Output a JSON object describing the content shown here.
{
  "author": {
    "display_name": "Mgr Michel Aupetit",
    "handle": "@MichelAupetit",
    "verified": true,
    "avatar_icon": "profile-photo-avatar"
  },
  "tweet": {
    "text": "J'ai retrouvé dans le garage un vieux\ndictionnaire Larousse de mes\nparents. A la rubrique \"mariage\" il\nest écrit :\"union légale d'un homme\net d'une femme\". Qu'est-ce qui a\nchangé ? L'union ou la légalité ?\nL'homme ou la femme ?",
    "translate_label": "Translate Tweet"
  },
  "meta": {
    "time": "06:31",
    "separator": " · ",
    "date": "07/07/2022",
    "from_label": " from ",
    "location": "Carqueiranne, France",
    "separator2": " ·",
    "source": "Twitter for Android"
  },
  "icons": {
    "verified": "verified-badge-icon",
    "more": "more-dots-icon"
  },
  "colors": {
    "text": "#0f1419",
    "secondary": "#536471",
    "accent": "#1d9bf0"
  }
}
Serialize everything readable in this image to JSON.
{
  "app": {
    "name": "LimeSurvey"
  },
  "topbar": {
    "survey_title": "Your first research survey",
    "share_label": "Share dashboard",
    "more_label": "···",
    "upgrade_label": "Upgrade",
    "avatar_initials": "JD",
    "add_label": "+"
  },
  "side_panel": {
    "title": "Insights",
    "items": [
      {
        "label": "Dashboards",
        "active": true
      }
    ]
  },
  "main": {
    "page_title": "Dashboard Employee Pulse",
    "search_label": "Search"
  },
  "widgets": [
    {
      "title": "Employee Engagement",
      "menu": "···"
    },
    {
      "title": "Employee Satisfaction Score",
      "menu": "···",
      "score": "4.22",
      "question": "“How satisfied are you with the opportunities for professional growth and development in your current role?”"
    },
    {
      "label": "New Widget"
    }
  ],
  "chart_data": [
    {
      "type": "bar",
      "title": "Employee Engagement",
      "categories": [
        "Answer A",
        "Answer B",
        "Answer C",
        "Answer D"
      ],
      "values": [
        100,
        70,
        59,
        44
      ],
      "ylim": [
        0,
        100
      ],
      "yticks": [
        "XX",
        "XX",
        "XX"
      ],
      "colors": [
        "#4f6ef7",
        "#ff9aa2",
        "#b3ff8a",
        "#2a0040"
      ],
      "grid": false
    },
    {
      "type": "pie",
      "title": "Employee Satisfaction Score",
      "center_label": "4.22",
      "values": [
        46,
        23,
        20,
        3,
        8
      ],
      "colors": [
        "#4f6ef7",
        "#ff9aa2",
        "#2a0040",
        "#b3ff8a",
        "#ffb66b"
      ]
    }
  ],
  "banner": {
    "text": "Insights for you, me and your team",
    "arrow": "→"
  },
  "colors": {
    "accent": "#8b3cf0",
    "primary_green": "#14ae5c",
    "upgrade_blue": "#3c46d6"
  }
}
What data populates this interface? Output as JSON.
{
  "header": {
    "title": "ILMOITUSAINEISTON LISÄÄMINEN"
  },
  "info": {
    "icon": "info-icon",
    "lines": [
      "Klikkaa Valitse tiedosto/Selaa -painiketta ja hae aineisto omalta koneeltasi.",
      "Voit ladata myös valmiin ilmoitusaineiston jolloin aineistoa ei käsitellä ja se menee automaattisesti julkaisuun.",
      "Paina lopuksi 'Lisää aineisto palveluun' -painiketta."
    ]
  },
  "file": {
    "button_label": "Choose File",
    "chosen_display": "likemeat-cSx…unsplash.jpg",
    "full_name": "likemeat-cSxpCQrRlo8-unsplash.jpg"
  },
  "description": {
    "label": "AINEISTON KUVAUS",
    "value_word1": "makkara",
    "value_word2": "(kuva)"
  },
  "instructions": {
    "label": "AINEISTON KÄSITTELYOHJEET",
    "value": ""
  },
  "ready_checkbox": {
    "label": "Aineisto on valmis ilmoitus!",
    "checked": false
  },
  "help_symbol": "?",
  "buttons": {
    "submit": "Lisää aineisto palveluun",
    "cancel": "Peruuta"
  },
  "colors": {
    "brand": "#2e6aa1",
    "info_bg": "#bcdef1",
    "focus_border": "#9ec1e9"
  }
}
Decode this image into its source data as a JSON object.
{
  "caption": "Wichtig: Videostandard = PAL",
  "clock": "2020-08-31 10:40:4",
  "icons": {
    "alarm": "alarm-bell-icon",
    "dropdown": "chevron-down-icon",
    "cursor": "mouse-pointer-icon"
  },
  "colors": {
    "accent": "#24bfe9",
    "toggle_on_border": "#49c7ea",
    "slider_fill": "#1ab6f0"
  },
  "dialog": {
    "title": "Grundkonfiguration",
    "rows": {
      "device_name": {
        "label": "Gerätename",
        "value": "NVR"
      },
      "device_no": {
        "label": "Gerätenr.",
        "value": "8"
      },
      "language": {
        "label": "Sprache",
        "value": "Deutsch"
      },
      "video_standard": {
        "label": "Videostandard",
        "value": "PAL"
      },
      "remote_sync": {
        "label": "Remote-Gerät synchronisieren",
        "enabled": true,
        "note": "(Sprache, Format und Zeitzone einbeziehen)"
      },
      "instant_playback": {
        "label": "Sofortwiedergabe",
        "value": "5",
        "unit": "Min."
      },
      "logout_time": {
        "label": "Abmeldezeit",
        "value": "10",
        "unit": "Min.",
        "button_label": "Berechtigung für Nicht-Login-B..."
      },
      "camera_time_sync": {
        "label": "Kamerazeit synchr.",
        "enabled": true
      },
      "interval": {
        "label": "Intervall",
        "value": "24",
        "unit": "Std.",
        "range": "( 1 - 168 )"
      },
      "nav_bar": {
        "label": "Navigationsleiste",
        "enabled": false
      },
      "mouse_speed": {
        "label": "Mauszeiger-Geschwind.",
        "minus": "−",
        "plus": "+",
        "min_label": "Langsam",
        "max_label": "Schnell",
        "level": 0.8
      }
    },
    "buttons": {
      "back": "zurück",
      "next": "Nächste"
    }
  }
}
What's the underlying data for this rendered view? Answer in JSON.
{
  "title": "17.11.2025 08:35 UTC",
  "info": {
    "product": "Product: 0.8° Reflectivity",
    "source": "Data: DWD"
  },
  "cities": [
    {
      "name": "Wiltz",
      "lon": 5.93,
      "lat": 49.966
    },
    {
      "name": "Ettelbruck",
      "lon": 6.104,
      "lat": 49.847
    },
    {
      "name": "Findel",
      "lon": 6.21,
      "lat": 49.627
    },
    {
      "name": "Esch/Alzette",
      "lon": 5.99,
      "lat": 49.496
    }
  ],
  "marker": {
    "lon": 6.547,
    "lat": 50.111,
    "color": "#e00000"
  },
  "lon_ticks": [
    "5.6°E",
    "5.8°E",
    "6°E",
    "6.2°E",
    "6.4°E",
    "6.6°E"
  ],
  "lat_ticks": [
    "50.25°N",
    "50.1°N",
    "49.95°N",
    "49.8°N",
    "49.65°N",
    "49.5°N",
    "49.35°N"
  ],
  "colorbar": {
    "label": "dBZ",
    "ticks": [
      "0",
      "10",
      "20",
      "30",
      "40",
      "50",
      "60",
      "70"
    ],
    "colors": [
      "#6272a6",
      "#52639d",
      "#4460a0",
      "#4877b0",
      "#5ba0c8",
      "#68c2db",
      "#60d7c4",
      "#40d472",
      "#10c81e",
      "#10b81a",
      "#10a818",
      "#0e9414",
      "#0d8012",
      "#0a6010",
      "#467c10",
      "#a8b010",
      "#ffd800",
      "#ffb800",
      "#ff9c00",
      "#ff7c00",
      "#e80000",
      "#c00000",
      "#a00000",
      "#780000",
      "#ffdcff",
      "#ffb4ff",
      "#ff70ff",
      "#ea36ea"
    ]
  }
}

- **Exercise instructions**
List each line of the records that holds the string "accent".

- **Result below**
    "accent": "#1d9bf0"
    "accent": "#8b3cf0",
    "accent": "#24bfe9",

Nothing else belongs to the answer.